===== GIVEN ENTRIES =====

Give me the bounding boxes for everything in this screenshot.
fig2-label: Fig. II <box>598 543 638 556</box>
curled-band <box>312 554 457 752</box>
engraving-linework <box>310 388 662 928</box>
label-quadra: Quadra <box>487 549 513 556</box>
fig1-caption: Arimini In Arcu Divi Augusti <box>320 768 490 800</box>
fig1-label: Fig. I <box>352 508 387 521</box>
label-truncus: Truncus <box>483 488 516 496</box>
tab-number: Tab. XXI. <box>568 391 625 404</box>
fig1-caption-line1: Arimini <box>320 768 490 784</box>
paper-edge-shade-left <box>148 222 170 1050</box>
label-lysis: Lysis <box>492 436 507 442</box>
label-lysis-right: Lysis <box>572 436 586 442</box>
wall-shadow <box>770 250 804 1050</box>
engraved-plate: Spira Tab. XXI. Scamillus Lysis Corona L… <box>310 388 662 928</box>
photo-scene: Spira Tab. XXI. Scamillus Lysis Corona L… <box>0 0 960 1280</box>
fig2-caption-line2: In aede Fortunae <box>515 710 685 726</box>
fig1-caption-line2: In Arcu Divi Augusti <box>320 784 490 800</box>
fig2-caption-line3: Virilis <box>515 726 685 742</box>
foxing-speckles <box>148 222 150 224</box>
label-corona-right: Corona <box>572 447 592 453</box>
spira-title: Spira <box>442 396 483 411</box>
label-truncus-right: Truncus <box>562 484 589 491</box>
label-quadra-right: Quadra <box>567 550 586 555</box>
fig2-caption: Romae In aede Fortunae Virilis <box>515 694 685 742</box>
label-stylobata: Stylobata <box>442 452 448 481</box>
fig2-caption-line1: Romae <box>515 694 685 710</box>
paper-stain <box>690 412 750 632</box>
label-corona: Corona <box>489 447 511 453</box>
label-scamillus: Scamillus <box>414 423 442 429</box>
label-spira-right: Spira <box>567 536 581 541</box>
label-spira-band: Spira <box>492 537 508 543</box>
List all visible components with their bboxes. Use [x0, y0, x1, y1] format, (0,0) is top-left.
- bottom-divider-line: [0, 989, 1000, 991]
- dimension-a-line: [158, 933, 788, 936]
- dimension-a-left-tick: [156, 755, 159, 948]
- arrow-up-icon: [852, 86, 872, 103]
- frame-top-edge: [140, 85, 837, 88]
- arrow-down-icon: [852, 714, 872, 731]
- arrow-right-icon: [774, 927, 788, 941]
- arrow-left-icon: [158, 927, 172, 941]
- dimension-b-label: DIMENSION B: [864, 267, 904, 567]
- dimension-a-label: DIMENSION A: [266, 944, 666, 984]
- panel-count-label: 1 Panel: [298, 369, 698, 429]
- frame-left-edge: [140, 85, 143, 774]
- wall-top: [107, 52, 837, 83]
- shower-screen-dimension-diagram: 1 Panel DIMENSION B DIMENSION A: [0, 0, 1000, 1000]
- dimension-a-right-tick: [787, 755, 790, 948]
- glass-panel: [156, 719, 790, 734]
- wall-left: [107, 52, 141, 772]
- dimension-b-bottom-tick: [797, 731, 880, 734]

=====

◆ REQUIREMENTS
Identify each line in the records above that contains the word "Virilis" and copy those lines.

◆ ANSWER TO THIS EXERCISE
fig2-caption-line3: Virilis <box>515 726 685 742</box>
fig2-caption: Romae In aede Fortunae Virilis <box>515 694 685 742</box>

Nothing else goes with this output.